▶ Stated problem 1
From the records below, return every line from the first line of the records through the line that contains "- count-gridline-minor: [996, 414, 998, 831]", copied verbatim.

▶ Selection
** Begin **

Chapter 8. Abandon Your Recipes: Three Keys to Building Experience Sessions and Why You Should Try It

  • Rachel Ropeik
The room you’ve just walked into is dark, curtains drawn, dimly lit at one end by fairy lights strung around the walls and ceiling. The air is scented with bundles of dried herbs. An altar table at the center radiates with the warm, flickering glow of candlelight. You’re invited to sit comfortably on upholstered chairs or the floor, in small circles of like-minded friends and soon-to-be friends. Breathe. A bell chimes resonantly and someone murmurs, low and intimate, through an earbud in your ear: Removing or changing almost any inequity will require persistent, long-term effort. Your group of friends mulls this idea over in quiet conversation until the bell chimes again, and the voice in your ear comes back with more words to ponder. You discuss, hear more words in your ear, and discuss again. Eventually, your departure from the room is accompanied by music playing and a parting invitation to keep wondering.

For most people, what I have described above is not the typical experience of a professional conference session. Nevertheless, this was a session I led at the 2017 Museum Computer Network conference. It was called Slow Change: It’s Not a Consolation Prize,1 and it was an example of what I have come to call Experience Sessions: museum programs, conference sessions, and training workshops that focus as much on the quality and mood of the group’s time together as the content covered; that devote care and attention to the HOW of the session as much as the WHAT.

Experience Sessions are something I began offering years ago when I swore to myself that I’d never again give a conference presentation that followed the standard “PowerPoint slides + Q&A” format. I learn best about the interesting work people have done by seeing examples of it. When I leave the conference fog of several days’ intense mental focus, what I remember are the moments that broke the pattern and asked me to be in a different way. So those are the sessions I aim to create for others. In the past few years, I’ve seen a rise in Experience Sessions, and since I work full-time making museum experiences, I want to share some of the ideas underpinning good ones. How might you go about making your own Experience Session? Why bother with it in the first place? Gather round, as the storyteller might say, and come with me as I offer some suggestions.


You’ve arrived at the museum on a Tuesday evening after work. You’re here on a second date, and things are a little stiff. The air conditioning is a refreshing change from the humid summer air outside. As you walk through galleries of sculptures and paintings, a museum staffer approaches you. She asks you, somewhat mysteriously, to participate in an exchange she’s running in the museum that night. You’re not sure you want to, but your date seems cautiously intrigued. What kind of exchange? they ask, and the staffer tells you it’s an exchange of words. She asks you and your date to give her three separate words about your time in the museum that day, which she writes neatly on three separate cards with the museum’s logo at the bottom. She reminds you that an exchange goes both ways and offers you words that other museum visitors have given her that evening by reaching into her pocket for a stack of cards. She gives you and your date each a card with a single word written on it: EVOCATIVE. FROLIC. Your card has a nice weight to it. It feels good in your hand. The staffer suggests that you can allow your words to influence the rest of your visit as much or as little as you like and that the cards are yours to keep before she thanks you and wanders off into the galleries.

** End **

▶ Data excerpts
** Begin **

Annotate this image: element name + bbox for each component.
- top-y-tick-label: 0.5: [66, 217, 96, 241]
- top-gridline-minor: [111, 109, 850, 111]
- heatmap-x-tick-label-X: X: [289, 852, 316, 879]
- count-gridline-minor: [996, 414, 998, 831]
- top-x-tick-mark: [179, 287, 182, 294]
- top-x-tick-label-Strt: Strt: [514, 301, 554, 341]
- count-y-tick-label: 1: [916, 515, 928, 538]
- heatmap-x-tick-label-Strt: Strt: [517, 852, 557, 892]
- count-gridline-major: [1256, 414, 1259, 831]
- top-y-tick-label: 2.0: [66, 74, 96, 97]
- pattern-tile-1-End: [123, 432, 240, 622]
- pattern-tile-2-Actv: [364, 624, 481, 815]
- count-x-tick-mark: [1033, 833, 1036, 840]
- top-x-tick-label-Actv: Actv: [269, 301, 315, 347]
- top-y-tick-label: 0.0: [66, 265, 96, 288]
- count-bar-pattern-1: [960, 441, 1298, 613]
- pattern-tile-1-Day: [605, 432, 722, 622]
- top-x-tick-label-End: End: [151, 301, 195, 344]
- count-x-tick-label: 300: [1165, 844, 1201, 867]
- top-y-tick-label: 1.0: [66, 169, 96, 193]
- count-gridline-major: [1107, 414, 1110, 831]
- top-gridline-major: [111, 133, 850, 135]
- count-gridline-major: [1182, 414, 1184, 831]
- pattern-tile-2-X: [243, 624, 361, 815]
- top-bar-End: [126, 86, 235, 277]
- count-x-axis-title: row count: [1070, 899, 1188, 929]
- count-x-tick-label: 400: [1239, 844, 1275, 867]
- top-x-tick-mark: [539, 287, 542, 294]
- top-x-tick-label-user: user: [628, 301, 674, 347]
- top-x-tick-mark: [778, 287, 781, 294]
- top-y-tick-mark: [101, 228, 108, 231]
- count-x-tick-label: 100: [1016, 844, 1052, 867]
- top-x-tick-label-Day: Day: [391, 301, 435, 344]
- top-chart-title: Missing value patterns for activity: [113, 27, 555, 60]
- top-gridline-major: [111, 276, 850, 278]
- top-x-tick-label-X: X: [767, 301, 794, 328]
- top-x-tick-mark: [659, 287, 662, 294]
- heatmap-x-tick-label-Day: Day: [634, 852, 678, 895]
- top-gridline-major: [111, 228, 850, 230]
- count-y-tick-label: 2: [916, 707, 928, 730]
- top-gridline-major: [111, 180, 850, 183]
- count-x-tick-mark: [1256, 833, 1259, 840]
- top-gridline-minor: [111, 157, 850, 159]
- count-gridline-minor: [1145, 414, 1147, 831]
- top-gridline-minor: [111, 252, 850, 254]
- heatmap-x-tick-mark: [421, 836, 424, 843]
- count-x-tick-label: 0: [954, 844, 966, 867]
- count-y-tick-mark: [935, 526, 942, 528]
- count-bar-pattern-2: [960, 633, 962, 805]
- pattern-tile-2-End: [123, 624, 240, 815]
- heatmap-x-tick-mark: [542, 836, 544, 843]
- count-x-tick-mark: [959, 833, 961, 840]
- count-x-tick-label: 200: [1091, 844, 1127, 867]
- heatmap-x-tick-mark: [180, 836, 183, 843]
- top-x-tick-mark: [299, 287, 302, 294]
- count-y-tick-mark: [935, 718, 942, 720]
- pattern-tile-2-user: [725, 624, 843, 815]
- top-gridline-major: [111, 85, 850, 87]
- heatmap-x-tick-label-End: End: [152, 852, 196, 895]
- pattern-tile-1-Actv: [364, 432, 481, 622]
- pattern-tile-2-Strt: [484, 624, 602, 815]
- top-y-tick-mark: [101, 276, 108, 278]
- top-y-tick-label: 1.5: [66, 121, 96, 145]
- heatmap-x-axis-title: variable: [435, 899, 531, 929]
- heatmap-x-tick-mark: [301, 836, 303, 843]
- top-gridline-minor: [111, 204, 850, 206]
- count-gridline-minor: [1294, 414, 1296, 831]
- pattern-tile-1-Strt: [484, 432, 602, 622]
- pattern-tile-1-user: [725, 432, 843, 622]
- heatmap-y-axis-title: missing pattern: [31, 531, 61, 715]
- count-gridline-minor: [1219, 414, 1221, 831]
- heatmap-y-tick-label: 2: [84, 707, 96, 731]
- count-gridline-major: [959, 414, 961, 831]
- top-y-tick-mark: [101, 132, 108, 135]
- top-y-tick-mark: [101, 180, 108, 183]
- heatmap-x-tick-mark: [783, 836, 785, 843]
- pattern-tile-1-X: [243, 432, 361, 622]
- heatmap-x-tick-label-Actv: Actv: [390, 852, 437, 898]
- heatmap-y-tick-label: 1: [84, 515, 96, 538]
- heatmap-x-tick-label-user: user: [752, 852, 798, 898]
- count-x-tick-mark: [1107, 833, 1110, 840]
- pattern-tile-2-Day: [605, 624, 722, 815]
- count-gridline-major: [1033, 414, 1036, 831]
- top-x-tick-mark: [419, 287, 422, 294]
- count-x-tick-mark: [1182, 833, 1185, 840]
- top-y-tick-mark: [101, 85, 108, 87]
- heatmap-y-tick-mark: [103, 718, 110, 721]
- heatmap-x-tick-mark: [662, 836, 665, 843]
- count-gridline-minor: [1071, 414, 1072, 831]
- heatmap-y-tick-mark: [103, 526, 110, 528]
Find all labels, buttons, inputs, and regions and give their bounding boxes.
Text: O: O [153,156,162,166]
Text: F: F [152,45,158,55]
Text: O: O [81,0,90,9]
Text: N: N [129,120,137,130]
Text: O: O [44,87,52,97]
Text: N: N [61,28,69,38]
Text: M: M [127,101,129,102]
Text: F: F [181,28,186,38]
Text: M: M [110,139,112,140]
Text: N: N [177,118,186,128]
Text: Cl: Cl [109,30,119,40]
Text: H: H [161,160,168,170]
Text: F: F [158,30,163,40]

** End **

▶ Stated problem 2
Translate this sentence from the chapter on Experience Sessions above into Spanish: "I learn best about the interesting work people have done by seeing examples of it."

▶ Exercise answer 1
Annotate this image: element name + bbox for each component.
- top-y-tick-label: 0.5: [66, 217, 96, 241]
- top-gridline-minor: [111, 109, 850, 111]
- heatmap-x-tick-label-X: X: [289, 852, 316, 879]
- count-gridline-minor: [996, 414, 998, 831]

▶ Exercise answer 2
Aprendo mejor sobre el trabajo interesante que ha hecho la gente al ver ejemplos de él.